═══ Data excerpts
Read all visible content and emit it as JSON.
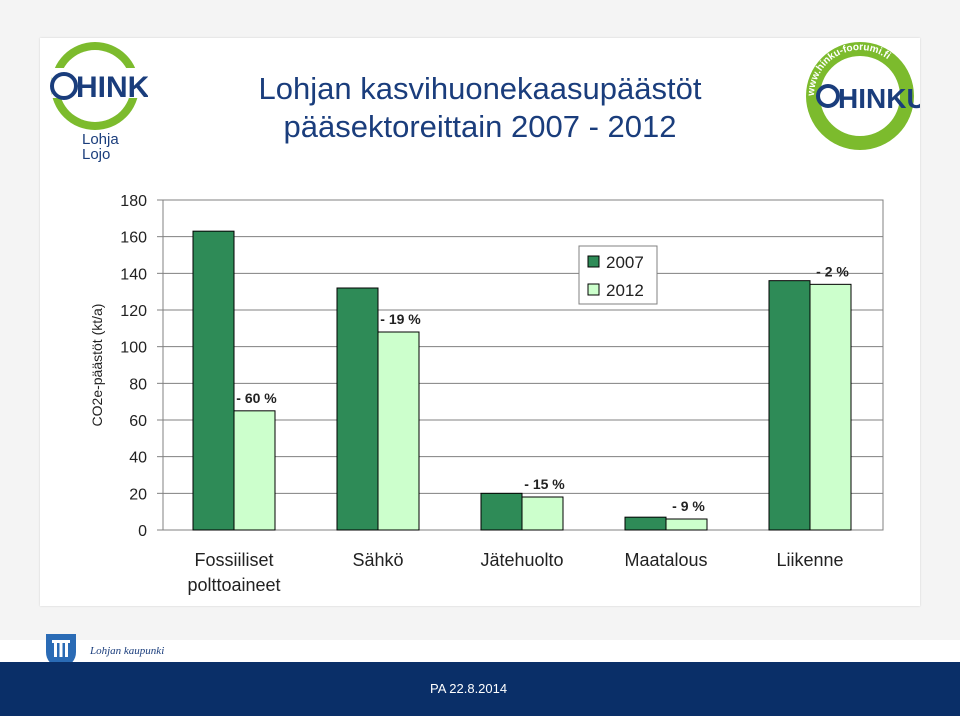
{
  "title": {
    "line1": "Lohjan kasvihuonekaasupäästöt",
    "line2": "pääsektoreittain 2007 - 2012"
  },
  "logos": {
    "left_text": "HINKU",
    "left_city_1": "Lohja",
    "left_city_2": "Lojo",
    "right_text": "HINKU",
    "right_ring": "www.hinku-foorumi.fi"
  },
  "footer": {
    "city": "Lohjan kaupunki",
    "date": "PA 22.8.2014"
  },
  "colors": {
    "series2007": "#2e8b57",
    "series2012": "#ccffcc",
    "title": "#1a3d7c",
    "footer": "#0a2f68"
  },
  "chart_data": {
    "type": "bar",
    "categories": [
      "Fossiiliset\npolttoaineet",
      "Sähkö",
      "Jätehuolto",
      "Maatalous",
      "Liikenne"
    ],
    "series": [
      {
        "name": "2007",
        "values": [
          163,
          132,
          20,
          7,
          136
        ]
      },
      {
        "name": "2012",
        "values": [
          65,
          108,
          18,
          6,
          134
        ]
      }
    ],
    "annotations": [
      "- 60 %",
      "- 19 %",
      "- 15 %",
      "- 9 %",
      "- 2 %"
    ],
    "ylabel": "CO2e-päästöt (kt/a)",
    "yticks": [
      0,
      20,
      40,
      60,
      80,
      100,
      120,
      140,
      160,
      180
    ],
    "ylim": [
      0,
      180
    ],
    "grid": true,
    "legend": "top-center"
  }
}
══════
Required work: Give back the whole listing as it stands, minus its pictures.

Result below:
Read all visible content and emit it as JSON.
{
  "title": {
    "line1": "Lohjan kasvihuonekaasupäästöt",
    "line2": "pääsektoreittain 2007 - 2012"
  },
  "logos": {
    "left_text": "HINKU",
    "left_city_1": "Lohja",
    "left_city_2": "Lojo",
    "right_text": "HINKU",
    "right_ring": "www.hinku-foorumi.fi"
  },
  "footer": {
    "city": "Lohjan kaupunki",
    "date": "PA 22.8.2014"
  },
  "colors": {
    "series2007": "#2e8b57",
    "series2012": "#ccffcc",
    "title": "#1a3d7c",
    "footer": "#0a2f68"
  },
  "chart_data": {
    "type": "bar",
    "categories": [
      "Fossiiliset\npolttoaineet",
      "Sähkö",
      "Jätehuolto",
      "Maatalous",
      "Liikenne"
    ],
    "series": [
      {
        "name": "2007",
        "values": [
          163,
          132,
          20,
          7,
          136
        ]
      },
      {
        "name": "2012",
        "values": [
          65,
          108,
          18,
          6,
          134
        ]
      }
    ],
    "annotations": [
      "- 60 %",
      "- 19 %",
      "- 15 %",
      "- 9 %",
      "- 2 %"
    ],
    "ylabel": "CO2e-päästöt (kt/a)",
    "yticks": [
      0,
      20,
      40,
      60,
      80,
      100,
      120,
      140,
      160,
      180
    ],
    "ylim": [
      0,
      180
    ],
    "grid": true,
    "legend": "top-center"
  }
}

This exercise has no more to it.